■ **Goal**
Locate the lines that hold the string "verified". Copy every such line.

**********

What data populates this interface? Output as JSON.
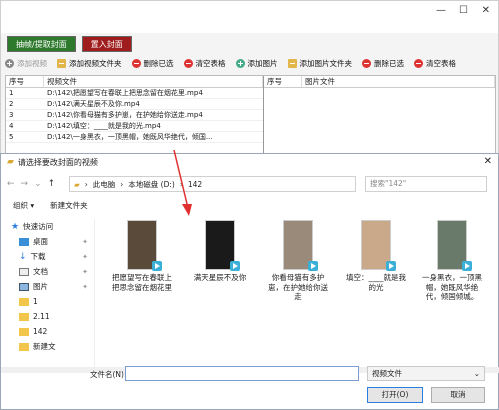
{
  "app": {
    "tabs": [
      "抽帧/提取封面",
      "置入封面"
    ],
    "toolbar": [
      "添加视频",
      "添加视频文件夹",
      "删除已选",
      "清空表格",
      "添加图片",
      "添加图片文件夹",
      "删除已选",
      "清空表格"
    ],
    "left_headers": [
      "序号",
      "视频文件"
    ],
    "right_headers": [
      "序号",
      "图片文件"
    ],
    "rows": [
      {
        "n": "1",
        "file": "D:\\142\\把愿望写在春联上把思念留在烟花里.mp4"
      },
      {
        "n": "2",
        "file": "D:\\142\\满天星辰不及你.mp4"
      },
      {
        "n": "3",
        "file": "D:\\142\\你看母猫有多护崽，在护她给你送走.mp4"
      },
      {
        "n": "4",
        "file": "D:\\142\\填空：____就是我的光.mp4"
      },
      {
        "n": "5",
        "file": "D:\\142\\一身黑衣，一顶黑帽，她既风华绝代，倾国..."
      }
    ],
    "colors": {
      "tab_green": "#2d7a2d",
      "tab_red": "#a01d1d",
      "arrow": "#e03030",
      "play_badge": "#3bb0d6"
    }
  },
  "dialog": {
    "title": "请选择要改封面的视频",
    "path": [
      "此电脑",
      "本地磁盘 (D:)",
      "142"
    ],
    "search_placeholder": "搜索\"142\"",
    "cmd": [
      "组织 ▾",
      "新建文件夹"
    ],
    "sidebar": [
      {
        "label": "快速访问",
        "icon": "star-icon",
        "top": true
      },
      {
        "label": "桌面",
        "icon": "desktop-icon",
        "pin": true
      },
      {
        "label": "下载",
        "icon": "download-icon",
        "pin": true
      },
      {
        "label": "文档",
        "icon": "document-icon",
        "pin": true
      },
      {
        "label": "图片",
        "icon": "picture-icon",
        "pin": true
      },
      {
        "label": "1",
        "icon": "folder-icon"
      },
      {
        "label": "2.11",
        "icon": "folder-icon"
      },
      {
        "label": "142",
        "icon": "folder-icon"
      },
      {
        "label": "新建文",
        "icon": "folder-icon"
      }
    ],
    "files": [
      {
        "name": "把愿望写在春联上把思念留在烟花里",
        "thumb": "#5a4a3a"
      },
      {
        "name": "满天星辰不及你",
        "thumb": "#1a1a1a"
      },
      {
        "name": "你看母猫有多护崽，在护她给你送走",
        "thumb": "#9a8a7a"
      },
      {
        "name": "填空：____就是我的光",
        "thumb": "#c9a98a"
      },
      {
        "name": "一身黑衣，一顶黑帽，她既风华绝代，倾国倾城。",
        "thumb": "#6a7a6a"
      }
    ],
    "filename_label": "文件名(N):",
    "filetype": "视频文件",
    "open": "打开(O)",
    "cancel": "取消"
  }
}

**********

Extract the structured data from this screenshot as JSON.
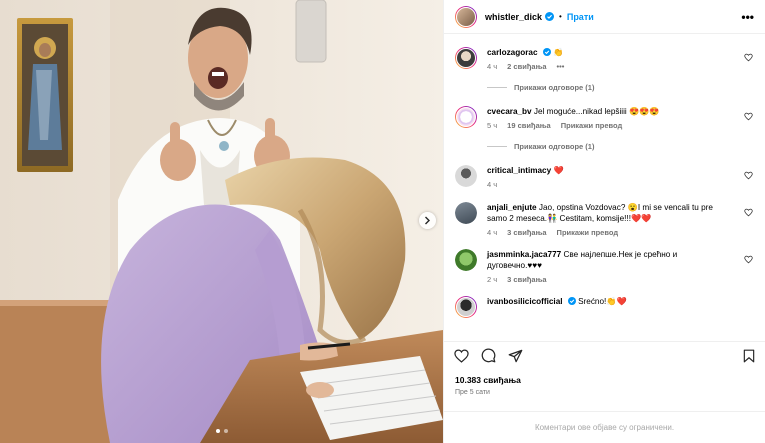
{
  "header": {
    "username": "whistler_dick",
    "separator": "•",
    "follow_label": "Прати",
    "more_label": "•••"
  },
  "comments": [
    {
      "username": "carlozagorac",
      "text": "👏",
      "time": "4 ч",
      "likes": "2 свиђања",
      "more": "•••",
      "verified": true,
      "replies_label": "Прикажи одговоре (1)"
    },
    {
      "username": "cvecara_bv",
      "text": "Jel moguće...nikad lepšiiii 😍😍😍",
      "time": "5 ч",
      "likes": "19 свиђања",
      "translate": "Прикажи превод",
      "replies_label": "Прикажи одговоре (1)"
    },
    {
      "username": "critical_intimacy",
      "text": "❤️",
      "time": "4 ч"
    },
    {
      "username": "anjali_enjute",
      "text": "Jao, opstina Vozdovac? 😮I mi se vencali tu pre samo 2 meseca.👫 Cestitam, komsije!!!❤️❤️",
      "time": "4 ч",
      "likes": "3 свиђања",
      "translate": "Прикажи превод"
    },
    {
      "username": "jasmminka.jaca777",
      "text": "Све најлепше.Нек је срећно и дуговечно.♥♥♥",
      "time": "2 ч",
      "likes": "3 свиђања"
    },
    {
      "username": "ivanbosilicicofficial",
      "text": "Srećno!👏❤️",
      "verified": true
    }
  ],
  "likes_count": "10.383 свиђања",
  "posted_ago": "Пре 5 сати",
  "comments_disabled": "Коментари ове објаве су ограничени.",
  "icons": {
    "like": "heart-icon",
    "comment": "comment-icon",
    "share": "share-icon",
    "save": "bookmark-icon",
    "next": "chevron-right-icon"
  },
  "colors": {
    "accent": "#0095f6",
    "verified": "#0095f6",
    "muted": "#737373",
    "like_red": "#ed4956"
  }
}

**********

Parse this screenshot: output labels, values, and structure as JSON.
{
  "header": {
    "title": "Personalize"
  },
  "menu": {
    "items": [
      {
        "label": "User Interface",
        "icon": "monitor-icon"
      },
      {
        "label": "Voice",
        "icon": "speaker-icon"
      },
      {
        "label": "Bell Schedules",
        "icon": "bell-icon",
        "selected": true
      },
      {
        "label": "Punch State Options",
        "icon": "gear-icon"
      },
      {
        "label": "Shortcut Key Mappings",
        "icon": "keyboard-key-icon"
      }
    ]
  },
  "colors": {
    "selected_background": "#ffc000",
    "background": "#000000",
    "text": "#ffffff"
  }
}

**********

■ **Worked solution**
      "verified": true,
      "verified": true
    "verified": "#0095f6",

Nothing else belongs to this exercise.